» WHAT YOU SHOULD DO
Your task is to filter the data below down to the lines holding "JSON".

Start EXERCISE MATERIALS

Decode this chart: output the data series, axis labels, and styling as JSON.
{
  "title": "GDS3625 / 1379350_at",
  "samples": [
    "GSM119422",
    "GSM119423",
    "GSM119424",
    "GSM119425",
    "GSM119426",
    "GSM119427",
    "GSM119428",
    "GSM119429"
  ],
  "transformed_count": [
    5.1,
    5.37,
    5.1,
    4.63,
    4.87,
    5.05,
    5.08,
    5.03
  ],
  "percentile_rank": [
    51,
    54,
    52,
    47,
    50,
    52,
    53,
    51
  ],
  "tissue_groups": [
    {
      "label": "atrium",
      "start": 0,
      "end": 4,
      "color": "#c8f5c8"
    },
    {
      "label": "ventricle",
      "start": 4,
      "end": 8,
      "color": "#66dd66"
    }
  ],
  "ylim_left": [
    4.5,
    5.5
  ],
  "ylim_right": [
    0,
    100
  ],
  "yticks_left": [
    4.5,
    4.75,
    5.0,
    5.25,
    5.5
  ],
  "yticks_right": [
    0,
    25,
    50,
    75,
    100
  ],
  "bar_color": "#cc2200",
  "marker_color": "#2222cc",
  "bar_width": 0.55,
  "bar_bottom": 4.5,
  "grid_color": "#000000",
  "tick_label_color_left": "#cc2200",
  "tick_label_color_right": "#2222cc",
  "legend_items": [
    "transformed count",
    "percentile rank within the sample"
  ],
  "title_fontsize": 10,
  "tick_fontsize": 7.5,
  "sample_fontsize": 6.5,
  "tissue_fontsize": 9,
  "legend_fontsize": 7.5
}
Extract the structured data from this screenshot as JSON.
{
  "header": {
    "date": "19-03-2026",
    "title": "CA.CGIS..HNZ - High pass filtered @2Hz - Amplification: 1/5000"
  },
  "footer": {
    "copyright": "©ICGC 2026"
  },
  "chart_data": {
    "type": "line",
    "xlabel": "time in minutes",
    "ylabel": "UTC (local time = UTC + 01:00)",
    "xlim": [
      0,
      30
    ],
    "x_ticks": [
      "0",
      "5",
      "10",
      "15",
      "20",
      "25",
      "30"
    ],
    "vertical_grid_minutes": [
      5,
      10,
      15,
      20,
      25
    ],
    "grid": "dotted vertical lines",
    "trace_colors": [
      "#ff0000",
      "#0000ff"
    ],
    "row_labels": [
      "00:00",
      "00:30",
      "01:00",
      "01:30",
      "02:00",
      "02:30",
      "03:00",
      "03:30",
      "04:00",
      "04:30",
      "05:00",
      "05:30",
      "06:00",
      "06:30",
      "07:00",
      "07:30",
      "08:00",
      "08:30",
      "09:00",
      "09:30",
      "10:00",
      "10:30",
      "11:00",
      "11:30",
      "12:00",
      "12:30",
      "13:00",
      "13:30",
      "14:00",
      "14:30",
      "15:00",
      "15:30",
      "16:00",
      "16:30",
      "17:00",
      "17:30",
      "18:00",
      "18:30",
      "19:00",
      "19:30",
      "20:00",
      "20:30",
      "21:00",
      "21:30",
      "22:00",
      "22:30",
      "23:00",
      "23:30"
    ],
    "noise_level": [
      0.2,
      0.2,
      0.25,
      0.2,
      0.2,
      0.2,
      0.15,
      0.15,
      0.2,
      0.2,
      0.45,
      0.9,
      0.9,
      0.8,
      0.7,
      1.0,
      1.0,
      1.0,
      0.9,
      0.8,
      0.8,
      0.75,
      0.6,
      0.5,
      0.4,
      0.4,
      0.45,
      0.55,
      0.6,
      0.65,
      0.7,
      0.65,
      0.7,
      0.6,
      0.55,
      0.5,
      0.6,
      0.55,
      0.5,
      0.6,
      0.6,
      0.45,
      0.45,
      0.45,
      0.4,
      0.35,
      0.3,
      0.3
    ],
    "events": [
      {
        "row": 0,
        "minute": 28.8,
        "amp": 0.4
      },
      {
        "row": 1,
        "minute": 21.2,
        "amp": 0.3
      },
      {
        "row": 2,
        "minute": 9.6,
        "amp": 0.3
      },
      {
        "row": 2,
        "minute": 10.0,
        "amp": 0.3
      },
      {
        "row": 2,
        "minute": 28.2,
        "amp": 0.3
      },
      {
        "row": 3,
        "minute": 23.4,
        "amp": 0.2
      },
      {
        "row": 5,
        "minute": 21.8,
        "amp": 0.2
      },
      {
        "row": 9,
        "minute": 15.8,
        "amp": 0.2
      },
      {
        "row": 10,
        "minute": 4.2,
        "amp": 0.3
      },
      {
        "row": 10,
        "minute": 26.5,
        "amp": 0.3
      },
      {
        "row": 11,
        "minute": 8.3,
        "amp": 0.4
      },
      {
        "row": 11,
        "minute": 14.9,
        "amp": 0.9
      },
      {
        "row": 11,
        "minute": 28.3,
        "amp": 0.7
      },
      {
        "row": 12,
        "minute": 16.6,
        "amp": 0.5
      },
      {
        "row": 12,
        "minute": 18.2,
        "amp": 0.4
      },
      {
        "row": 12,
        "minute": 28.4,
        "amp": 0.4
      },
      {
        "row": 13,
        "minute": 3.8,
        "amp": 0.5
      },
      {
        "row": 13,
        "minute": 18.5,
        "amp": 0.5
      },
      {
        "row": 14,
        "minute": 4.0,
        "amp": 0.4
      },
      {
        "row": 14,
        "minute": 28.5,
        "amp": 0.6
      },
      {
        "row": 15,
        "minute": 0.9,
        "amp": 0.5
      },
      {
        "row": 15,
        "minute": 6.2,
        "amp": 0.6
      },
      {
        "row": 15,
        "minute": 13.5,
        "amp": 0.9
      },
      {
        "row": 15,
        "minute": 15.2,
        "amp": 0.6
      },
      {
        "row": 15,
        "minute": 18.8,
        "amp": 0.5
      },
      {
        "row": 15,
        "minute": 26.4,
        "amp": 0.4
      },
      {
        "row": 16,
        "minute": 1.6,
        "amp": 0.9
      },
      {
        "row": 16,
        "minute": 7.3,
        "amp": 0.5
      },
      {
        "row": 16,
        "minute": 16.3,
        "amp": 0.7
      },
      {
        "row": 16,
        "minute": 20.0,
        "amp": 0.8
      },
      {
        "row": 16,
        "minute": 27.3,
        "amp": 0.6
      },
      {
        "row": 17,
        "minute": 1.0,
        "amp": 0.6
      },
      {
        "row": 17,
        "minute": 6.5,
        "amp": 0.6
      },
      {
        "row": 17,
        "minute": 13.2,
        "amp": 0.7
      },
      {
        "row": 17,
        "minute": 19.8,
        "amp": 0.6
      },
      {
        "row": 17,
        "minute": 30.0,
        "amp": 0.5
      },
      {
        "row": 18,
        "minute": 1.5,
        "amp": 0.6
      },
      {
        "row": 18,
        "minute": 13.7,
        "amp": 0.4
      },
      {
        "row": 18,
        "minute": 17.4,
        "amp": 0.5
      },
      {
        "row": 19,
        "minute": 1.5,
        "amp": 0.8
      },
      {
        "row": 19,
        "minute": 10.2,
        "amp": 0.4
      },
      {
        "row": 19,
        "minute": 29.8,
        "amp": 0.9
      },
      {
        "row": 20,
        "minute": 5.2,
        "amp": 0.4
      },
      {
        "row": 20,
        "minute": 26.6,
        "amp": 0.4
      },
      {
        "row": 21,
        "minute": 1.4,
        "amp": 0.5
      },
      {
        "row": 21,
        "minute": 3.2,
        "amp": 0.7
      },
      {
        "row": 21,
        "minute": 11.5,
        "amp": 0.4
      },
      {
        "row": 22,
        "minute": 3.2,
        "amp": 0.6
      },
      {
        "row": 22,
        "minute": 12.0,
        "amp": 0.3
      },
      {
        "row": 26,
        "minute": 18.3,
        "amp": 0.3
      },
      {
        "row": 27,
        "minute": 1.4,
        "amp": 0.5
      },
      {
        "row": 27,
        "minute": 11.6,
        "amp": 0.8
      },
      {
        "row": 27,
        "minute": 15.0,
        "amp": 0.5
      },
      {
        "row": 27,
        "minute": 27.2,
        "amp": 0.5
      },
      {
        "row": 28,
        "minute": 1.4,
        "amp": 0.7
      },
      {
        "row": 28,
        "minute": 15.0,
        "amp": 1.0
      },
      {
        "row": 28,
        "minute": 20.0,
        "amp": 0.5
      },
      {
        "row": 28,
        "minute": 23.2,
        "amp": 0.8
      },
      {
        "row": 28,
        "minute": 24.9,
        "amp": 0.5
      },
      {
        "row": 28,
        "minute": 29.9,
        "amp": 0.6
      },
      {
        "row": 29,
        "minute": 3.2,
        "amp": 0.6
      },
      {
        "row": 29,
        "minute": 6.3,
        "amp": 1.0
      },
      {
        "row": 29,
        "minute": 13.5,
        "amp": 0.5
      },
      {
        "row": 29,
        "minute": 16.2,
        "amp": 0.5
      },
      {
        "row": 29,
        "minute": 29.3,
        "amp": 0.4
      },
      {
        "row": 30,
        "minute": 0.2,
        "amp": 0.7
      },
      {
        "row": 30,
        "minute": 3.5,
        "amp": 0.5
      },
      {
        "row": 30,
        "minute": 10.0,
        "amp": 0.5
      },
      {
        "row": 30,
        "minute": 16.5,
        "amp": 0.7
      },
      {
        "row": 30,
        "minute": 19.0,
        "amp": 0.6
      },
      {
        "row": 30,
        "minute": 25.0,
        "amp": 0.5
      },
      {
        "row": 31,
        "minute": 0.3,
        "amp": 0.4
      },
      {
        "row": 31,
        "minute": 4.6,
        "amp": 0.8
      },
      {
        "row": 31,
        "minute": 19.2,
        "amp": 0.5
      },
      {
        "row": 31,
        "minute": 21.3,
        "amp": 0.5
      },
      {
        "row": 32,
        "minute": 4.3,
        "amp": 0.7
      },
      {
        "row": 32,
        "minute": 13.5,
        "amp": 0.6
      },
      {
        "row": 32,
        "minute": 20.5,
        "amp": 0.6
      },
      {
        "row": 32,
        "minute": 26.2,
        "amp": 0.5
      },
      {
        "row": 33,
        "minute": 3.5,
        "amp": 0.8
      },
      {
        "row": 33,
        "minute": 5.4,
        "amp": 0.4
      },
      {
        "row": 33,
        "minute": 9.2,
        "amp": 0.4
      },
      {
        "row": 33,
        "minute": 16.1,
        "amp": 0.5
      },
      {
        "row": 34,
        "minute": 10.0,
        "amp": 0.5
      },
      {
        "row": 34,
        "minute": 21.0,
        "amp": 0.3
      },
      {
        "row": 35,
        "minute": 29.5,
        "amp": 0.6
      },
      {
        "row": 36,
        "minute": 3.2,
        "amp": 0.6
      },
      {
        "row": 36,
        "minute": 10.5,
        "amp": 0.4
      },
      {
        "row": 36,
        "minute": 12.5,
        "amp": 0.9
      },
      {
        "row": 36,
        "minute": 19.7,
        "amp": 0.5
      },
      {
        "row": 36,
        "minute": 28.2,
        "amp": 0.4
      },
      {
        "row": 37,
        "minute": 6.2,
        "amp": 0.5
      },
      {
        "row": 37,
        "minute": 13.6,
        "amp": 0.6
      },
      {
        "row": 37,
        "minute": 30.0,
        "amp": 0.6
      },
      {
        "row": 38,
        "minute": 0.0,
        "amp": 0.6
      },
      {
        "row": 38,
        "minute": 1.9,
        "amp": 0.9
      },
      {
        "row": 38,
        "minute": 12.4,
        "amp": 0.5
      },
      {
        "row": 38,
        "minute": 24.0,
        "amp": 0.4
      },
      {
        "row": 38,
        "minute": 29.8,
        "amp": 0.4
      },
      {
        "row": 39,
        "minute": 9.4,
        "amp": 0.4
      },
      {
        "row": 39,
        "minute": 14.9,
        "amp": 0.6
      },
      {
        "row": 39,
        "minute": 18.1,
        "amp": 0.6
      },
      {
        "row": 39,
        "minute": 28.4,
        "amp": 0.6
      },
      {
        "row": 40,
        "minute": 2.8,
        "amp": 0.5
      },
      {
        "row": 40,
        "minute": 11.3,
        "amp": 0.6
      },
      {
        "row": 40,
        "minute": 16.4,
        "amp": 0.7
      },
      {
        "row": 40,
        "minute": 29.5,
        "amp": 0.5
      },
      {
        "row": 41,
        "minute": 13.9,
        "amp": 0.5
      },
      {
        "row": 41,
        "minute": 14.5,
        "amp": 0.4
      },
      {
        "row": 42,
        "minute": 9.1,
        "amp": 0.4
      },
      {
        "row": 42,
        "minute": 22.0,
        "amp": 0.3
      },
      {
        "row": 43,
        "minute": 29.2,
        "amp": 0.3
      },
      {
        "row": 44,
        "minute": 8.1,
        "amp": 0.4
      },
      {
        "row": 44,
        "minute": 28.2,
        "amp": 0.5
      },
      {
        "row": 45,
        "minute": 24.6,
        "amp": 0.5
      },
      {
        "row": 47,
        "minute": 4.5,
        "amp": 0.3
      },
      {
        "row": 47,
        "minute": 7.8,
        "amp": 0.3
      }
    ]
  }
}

End EXERCISE MATERIALS

» RESPONSE TO THIS EXERCISE
Decode this chart: output the data series, axis labels, and styling as JSON.
Extract the structured data from this screenshot as JSON.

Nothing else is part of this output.